***** DATA FOR PROCESSING *****

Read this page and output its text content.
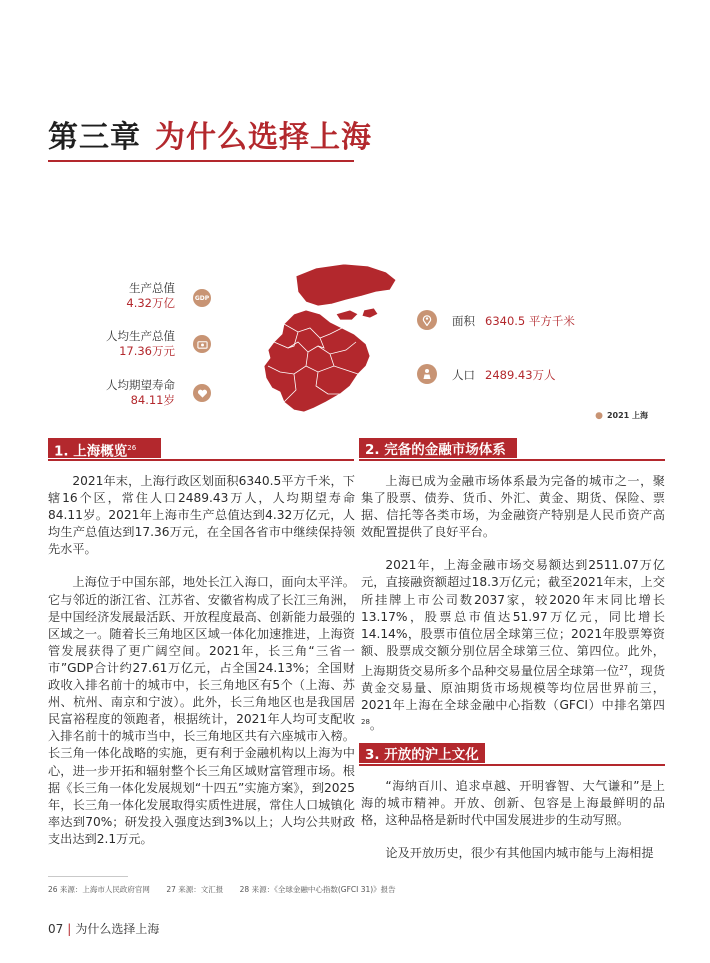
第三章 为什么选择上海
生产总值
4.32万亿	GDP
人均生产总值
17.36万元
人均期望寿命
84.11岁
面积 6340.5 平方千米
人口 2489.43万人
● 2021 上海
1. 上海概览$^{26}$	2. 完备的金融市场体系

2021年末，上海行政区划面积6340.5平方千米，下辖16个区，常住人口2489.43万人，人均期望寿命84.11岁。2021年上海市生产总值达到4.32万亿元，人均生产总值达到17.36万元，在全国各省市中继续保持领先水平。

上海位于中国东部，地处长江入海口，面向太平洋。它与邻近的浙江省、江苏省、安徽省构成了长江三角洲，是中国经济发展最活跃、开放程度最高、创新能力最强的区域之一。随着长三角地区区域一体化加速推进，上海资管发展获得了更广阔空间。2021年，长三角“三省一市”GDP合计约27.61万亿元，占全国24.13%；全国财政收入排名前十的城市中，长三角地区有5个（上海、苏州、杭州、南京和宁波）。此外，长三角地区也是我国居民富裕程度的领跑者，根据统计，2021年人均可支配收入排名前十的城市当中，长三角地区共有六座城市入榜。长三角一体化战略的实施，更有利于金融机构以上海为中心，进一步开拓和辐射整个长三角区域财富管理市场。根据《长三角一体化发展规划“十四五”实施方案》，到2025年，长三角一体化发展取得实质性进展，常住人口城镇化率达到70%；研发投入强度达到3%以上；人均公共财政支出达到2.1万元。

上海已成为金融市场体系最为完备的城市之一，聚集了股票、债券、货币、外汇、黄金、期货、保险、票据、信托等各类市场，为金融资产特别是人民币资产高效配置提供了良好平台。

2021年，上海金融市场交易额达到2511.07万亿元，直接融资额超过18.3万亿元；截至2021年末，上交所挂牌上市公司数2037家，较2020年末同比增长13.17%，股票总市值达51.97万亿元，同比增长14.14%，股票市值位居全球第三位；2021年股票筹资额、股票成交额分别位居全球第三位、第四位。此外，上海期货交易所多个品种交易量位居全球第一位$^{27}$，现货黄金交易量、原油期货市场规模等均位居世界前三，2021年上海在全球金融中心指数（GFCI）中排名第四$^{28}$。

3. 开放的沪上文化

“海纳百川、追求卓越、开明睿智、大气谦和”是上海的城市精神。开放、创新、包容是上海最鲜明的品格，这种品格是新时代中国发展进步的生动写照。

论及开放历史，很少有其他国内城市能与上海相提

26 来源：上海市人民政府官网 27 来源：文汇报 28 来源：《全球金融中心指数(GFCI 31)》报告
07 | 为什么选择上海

*****
***** DATA FOR PROCESSING *****

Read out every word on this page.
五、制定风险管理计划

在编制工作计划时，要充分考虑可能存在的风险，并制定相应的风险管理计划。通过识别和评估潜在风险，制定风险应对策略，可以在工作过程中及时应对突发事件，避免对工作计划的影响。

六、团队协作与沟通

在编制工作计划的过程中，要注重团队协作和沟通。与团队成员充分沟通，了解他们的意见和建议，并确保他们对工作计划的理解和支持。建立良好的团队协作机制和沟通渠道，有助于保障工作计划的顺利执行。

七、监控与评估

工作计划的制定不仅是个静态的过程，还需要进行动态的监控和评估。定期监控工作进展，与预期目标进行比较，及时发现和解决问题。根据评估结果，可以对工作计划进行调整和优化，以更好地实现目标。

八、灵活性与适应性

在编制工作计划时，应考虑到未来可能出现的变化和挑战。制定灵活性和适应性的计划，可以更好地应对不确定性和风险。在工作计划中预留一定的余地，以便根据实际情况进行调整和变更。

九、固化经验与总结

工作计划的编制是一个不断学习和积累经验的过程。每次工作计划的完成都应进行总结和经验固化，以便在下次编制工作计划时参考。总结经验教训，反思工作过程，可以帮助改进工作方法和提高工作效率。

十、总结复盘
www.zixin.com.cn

*****

=== WHAT TO WORK ON ===
List every line from the entries above in which "Read" appears.

=== SOLVED PROBLEM ===
Read this page and output its text content.
Read out every word on this page.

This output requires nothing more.